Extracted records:
..............................
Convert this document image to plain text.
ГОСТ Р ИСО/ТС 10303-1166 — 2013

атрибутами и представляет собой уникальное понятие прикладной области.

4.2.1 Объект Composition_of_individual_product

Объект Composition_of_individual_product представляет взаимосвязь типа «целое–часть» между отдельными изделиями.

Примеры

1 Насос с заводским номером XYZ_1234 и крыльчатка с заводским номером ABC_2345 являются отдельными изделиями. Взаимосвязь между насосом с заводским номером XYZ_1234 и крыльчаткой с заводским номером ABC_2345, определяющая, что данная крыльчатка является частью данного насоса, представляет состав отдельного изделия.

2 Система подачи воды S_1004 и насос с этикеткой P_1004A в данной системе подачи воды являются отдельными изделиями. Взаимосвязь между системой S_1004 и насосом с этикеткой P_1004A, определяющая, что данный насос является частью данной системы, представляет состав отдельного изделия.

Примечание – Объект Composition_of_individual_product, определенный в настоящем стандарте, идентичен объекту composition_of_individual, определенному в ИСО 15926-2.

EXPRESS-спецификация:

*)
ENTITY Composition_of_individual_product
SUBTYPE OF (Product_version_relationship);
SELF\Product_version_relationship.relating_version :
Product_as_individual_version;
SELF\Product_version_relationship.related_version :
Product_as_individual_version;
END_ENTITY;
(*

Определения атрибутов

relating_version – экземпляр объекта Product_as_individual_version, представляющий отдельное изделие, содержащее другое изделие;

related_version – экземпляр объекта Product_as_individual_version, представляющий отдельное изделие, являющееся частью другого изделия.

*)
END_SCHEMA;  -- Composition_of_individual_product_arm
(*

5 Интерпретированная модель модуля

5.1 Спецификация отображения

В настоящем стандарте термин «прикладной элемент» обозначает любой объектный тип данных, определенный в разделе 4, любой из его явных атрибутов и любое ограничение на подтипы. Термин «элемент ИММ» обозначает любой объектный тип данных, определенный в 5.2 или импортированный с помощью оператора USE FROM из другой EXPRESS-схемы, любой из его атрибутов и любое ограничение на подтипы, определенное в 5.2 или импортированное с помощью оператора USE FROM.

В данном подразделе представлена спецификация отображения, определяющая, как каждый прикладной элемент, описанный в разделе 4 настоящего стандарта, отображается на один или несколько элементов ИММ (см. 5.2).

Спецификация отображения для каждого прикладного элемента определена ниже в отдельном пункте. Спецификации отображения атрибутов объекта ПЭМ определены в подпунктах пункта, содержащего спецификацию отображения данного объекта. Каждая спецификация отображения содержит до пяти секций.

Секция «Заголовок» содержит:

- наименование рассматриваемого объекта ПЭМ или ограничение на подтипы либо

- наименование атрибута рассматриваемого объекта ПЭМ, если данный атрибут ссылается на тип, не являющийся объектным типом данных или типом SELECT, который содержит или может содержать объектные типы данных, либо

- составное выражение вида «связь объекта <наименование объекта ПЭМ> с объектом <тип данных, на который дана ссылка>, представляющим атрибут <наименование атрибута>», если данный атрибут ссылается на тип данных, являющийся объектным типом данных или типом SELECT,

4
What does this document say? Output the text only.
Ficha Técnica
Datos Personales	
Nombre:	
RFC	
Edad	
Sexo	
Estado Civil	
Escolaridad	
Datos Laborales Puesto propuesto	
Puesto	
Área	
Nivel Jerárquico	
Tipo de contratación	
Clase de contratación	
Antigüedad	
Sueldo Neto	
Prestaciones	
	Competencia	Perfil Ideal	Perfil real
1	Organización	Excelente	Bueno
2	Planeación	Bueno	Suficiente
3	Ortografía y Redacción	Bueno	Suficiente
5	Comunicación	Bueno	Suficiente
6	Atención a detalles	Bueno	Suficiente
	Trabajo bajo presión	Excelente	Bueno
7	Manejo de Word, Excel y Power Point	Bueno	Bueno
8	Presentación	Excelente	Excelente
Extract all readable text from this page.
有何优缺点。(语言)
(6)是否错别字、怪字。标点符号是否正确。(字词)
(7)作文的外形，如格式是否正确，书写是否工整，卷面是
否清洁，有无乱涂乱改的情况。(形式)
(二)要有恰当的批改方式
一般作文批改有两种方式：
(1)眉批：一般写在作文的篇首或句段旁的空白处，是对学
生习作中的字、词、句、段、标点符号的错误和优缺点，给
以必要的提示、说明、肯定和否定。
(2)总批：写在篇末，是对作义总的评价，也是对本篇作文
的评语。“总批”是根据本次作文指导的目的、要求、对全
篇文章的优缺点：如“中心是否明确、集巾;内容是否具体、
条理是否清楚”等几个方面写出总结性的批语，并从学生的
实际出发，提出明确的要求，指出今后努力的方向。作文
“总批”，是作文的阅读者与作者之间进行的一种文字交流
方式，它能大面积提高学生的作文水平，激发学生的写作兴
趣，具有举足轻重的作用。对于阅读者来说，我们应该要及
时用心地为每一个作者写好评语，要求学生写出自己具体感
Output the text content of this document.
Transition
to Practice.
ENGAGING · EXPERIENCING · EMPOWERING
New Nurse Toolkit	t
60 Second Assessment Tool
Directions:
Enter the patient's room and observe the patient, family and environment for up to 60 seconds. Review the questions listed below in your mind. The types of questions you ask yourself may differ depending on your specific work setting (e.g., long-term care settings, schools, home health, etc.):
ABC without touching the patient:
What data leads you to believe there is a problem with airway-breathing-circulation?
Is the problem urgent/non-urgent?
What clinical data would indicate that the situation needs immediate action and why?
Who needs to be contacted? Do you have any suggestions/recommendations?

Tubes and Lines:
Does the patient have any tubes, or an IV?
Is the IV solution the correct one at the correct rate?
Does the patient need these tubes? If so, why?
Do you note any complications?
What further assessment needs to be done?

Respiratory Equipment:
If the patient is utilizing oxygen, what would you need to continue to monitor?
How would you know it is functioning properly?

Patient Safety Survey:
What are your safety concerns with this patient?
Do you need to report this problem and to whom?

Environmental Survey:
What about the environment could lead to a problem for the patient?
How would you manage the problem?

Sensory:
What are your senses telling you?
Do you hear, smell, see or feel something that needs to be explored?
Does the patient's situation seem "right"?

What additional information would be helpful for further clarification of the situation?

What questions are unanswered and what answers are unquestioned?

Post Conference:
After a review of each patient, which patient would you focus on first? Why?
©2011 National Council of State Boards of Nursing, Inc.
..............................
◆ **WORK REQUIRED**:
Scan the material above. Return every line containing the string "Suficiente".

◆ **THE REPLY**:
2	Planeación	Bueno	Suficiente
3	Ortografía y Redacción	Bueno	Suficiente
5	Comunicación	Bueno	Suficiente
6	Atención a detalles	Bueno	Suficiente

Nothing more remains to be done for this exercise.